WHAT YOU SHOULD DO: Write out all of the entries that follow, word for word, but skip the pictures.

---

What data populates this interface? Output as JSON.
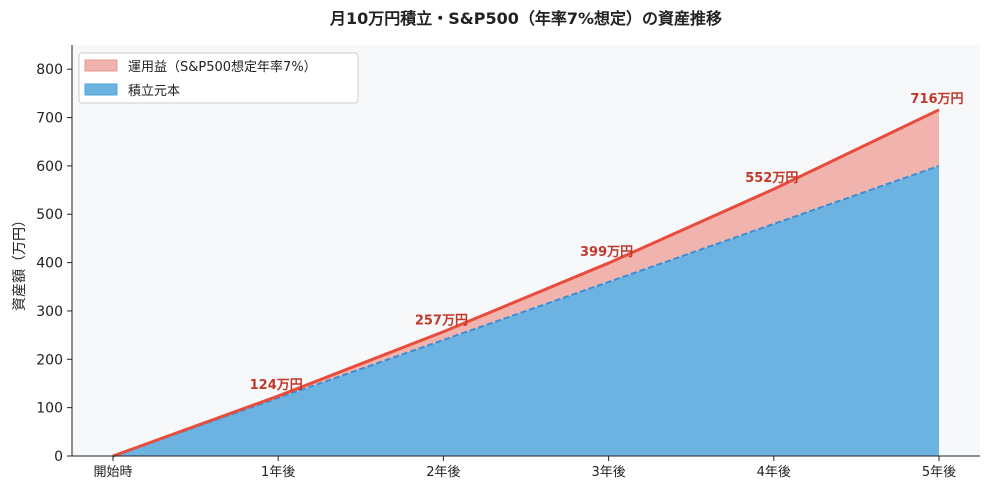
{
  "chart_data": {
    "type": "area",
    "stacked": true,
    "title": "月10万円積立・S&P500（年率7%想定）の資産推移",
    "xlabel": "",
    "ylabel": "資産額（万円）",
    "categories": [
      "開始時",
      "1年後",
      "2年後",
      "3年後",
      "4年後",
      "5年後"
    ],
    "ylim": [
      0,
      850
    ],
    "yticks": [
      0,
      100,
      200,
      300,
      400,
      500,
      600,
      700,
      800
    ],
    "grid": false,
    "legend_position": "top-left",
    "series": [
      {
        "name": "積立元本",
        "values": [
          0,
          120,
          240,
          360,
          480,
          600
        ],
        "color": "#6db3e2",
        "line_color": "#3a8fd6"
      },
      {
        "name": "運用益（S&P500想定年率7%）",
        "values": [
          0,
          4,
          17,
          39,
          72,
          116
        ],
        "color": "#f1b3ad",
        "line_color": "#e74c3c"
      }
    ],
    "totals": [
      0,
      124,
      257,
      399,
      552,
      716
    ],
    "data_labels": [
      "124万円",
      "257万円",
      "399万円",
      "552万円",
      "716万円"
    ],
    "plot_background": "#f7f8fa"
  }
}
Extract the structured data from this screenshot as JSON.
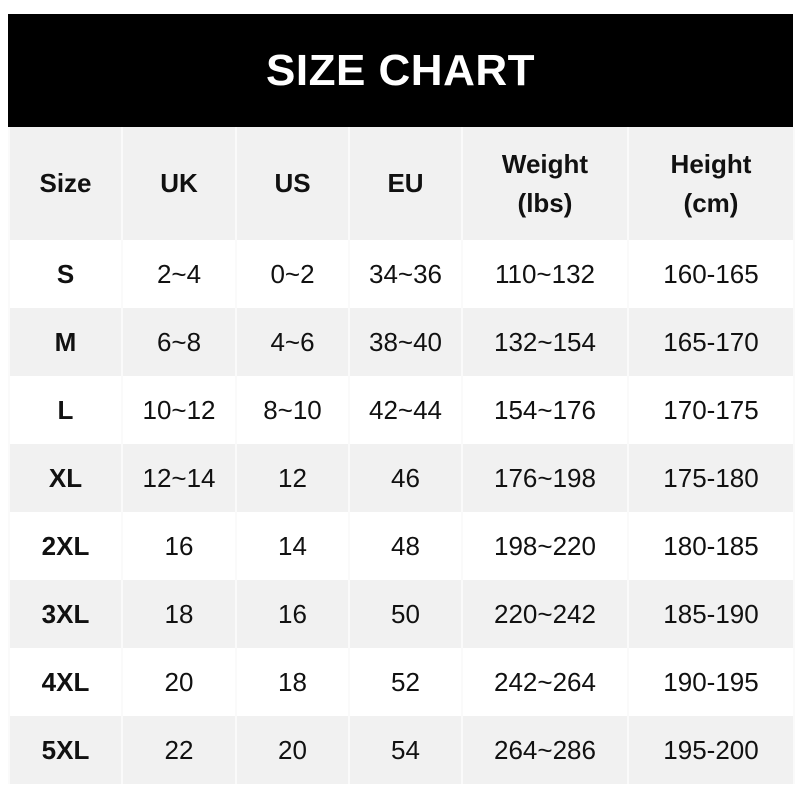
{
  "title": "SIZE CHART",
  "headers": [
    "Size",
    "UK",
    "US",
    "EU",
    "Weight\n(lbs)",
    "Height\n(cm)"
  ],
  "header_lines": {
    "weight": [
      "Weight",
      "(lbs)"
    ],
    "height": [
      "Height",
      "(cm)"
    ]
  },
  "rows": [
    [
      "S",
      "2~4",
      "0~2",
      "34~36",
      "110~132",
      "160-165"
    ],
    [
      "M",
      "6~8",
      "4~6",
      "38~40",
      "132~154",
      "165-170"
    ],
    [
      "L",
      "10~12",
      "8~10",
      "42~44",
      "154~176",
      "170-175"
    ],
    [
      "XL",
      "12~14",
      "12",
      "46",
      "176~198",
      "175-180"
    ],
    [
      "2XL",
      "16",
      "14",
      "48",
      "198~220",
      "180-185"
    ],
    [
      "3XL",
      "18",
      "16",
      "50",
      "220~242",
      "185-190"
    ],
    [
      "4XL",
      "20",
      "18",
      "52",
      "242~264",
      "190-195"
    ],
    [
      "5XL",
      "22",
      "20",
      "54",
      "264~286",
      "195-200"
    ]
  ],
  "colors": {
    "title_bg": "#000000",
    "stripe": "#f1f1f1",
    "text": "#111111"
  }
}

---

WRITTEN RESPONSE:
What data populates this interface? Output as JSON.
{
  "chart_data": {
    "type": "area",
    "stacked": true,
    "title": "月10万円積立・S&P500（年率7%想定）の資産推移",
    "xlabel": "",
    "ylabel": "資産額（万円）",
    "categories": [
      "開始時",
      "1年後",
      "2年後",
      "3年後",
      "4年後",
      "5年後"
    ],
    "ylim": [
      0,
      850
    ],
    "yticks": [
      0,
      100,
      200,
      300,
      400,
      500,
      600,
      700,
      800
    ],
    "grid": false,
    "legend_position": "top-left",
    "series": [
      {
        "name": "積立元本",
        "values": [
          0,
          120,
          240,
          360,
          480,
          600
        ],
        "color": "#6db3e2",
        "line_color": "#3a8fd6"
      },
      {
        "name": "運用益（S&P500想定年率7%）",
        "values": [
          0,
          4,
          17,
          39,
          72,
          116
        ],
        "color": "#f1b3ad",
        "line_color": "#e74c3c"
      }
    ],
    "totals": [
      0,
      124,
      257,
      399,
      552,
      716
    ],
    "data_labels": [
      "124万円",
      "257万円",
      "399万円",
      "552万円",
      "716万円"
    ],
    "plot_background": "#f7f8fa"
  }
}
Extract the structured data from this screenshot as JSON.
{
  "title": "SIZE CHART",
  "headers": [
    "Size",
    "UK",
    "US",
    "EU",
    "Weight\n(lbs)",
    "Height\n(cm)"
  ],
  "header_lines": {
    "weight": [
      "Weight",
      "(lbs)"
    ],
    "height": [
      "Height",
      "(cm)"
    ]
  },
  "rows": [
    [
      "S",
      "2~4",
      "0~2",
      "34~36",
      "110~132",
      "160-165"
    ],
    [
      "M",
      "6~8",
      "4~6",
      "38~40",
      "132~154",
      "165-170"
    ],
    [
      "L",
      "10~12",
      "8~10",
      "42~44",
      "154~176",
      "170-175"
    ],
    [
      "XL",
      "12~14",
      "12",
      "46",
      "176~198",
      "175-180"
    ],
    [
      "2XL",
      "16",
      "14",
      "48",
      "198~220",
      "180-185"
    ],
    [
      "3XL",
      "18",
      "16",
      "50",
      "220~242",
      "185-190"
    ],
    [
      "4XL",
      "20",
      "18",
      "52",
      "242~264",
      "190-195"
    ],
    [
      "5XL",
      "22",
      "20",
      "54",
      "264~286",
      "195-200"
    ]
  ],
  "colors": {
    "title_bg": "#000000",
    "stripe": "#f1f1f1",
    "text": "#111111"
  }
}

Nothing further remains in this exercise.